▶ _TASK DIRECTIONS_
All lines in which the word "through" occurs are to be extracted.
• • • • •
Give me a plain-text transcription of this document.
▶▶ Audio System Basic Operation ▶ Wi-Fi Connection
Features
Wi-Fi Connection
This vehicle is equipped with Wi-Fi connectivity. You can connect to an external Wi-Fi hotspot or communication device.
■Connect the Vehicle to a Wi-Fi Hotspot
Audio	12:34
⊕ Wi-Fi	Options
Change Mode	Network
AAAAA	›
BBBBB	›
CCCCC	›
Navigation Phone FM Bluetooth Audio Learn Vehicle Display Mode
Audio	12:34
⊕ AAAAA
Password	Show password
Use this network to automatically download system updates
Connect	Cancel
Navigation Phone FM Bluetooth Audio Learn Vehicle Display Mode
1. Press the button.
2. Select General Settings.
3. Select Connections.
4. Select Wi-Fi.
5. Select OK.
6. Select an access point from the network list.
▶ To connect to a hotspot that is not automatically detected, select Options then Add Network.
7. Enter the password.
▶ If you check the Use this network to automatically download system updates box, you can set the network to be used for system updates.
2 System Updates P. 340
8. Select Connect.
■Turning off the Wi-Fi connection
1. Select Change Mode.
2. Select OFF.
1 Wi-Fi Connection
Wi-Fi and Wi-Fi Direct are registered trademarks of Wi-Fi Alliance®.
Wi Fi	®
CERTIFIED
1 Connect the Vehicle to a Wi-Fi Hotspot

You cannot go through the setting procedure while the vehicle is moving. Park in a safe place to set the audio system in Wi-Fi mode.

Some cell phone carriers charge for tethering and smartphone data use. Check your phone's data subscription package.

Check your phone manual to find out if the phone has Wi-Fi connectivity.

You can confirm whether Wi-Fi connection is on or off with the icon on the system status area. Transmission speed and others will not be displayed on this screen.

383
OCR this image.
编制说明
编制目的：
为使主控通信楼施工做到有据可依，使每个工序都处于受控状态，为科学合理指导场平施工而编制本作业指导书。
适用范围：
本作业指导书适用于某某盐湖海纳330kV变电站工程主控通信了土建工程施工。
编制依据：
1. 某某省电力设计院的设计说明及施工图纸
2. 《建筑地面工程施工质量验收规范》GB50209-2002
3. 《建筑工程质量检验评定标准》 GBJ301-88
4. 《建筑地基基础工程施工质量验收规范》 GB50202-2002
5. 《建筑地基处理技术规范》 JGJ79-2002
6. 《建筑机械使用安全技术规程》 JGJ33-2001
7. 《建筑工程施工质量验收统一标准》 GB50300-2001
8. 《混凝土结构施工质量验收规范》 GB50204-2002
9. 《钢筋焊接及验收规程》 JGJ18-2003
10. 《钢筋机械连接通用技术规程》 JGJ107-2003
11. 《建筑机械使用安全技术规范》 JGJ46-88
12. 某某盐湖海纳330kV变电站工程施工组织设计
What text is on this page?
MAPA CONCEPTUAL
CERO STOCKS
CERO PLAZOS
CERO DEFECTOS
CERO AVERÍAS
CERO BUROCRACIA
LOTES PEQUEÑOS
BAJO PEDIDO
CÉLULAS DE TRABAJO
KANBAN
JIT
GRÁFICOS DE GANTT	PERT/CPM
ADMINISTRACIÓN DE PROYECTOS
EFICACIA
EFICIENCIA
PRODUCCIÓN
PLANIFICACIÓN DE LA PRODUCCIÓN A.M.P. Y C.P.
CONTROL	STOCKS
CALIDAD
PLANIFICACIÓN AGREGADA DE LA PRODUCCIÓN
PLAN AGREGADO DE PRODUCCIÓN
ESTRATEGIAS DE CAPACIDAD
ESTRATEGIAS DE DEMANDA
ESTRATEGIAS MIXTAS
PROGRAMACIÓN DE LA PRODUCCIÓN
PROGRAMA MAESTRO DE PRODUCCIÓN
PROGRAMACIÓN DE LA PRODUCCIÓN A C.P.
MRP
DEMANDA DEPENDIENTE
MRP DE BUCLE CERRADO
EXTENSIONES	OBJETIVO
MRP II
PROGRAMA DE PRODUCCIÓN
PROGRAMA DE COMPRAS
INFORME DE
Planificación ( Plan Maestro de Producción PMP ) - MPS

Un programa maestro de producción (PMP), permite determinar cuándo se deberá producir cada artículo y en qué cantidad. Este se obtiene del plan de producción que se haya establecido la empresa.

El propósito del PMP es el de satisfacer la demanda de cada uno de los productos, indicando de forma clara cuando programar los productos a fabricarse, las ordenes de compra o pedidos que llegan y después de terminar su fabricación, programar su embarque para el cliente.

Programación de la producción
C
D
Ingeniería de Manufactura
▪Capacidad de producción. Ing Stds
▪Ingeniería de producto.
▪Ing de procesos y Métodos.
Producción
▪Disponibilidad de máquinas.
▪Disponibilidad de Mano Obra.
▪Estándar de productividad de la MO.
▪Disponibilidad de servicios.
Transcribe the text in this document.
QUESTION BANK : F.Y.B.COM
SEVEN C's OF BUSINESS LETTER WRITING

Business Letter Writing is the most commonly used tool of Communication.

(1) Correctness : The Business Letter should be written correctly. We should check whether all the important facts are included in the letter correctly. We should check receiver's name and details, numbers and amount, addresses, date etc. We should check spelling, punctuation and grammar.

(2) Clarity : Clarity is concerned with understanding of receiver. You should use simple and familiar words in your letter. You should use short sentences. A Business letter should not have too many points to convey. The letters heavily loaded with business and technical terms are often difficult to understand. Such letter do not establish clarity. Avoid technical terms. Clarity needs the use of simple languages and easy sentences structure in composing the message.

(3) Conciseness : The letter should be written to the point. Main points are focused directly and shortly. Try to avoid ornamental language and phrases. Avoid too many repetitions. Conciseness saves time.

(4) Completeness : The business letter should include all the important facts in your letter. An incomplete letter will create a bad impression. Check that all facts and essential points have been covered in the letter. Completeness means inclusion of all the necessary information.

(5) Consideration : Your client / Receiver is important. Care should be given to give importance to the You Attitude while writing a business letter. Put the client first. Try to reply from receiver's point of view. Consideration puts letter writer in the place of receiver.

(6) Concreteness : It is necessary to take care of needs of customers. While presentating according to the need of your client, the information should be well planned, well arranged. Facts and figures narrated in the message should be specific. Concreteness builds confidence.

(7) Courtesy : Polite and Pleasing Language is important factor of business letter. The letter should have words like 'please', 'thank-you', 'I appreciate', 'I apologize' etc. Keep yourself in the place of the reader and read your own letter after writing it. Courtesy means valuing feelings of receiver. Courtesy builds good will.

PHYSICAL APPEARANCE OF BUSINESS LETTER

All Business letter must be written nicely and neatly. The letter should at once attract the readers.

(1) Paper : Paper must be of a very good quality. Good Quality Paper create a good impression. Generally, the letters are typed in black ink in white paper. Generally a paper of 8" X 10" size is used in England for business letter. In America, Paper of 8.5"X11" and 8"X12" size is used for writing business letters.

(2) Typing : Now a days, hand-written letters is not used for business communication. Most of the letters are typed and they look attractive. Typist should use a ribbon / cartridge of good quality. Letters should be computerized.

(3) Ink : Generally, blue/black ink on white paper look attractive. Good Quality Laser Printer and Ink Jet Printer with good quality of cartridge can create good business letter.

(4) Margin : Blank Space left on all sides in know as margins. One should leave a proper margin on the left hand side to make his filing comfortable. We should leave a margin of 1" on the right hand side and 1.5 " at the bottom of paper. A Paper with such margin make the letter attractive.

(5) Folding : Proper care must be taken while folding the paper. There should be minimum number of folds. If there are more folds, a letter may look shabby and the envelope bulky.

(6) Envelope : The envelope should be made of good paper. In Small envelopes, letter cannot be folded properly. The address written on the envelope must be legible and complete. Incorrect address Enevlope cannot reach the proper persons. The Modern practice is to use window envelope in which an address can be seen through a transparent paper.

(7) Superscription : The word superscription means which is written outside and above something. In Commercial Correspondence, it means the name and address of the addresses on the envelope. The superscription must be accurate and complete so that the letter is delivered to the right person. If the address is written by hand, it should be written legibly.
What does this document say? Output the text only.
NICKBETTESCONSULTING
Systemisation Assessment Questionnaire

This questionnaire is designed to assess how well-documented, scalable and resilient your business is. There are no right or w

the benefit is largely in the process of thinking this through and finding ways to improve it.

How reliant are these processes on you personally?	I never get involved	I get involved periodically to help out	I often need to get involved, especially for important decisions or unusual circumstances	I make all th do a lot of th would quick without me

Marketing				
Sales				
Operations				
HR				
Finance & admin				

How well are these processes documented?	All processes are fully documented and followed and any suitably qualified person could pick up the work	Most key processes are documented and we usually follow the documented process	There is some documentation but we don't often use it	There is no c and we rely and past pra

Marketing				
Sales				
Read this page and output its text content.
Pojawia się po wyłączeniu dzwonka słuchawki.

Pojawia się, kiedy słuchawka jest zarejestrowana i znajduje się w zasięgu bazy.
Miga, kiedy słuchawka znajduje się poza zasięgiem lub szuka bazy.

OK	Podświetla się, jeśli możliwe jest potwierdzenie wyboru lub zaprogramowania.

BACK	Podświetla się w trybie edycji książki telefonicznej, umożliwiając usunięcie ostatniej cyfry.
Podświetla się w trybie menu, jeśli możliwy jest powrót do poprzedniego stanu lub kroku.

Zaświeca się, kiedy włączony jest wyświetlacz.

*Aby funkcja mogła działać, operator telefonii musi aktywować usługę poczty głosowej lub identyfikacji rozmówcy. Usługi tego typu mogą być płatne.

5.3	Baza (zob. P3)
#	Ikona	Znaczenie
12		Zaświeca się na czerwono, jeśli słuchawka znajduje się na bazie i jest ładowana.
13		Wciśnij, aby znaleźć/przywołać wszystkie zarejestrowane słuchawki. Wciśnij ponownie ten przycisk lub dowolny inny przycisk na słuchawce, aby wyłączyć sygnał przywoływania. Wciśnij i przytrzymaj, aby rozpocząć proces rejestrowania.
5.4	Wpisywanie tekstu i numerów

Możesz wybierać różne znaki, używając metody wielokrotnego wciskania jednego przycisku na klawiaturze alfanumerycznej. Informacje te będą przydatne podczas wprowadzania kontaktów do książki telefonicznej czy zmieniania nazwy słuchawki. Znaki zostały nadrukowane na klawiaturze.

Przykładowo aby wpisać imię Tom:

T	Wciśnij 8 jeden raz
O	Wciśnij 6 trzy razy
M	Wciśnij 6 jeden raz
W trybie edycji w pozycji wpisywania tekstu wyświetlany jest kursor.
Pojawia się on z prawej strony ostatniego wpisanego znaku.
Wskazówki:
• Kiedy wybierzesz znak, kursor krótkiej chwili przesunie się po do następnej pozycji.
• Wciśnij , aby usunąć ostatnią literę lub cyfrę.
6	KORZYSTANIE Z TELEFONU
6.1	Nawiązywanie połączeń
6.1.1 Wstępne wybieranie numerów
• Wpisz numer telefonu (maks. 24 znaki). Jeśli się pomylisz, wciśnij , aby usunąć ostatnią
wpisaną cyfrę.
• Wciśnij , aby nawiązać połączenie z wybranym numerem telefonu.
• • • • •
▶ _RESULT OF THE TASK_
You cannot go through the setting procedure while the vehicle is moving. Park in a safe place to set the audio system in Wi-Fi mode.
(6) Envelope : The envelope should be made of good paper. In Small envelopes, letter cannot be folded properly. The address written on the envelope must be legible and complete. Incorrect address Enevlope cannot reach the proper persons. The Modern practice is to use window envelope in which an address can be seen through a transparent paper.
the benefit is largely in the process of thinking this through and finding ways to improve it.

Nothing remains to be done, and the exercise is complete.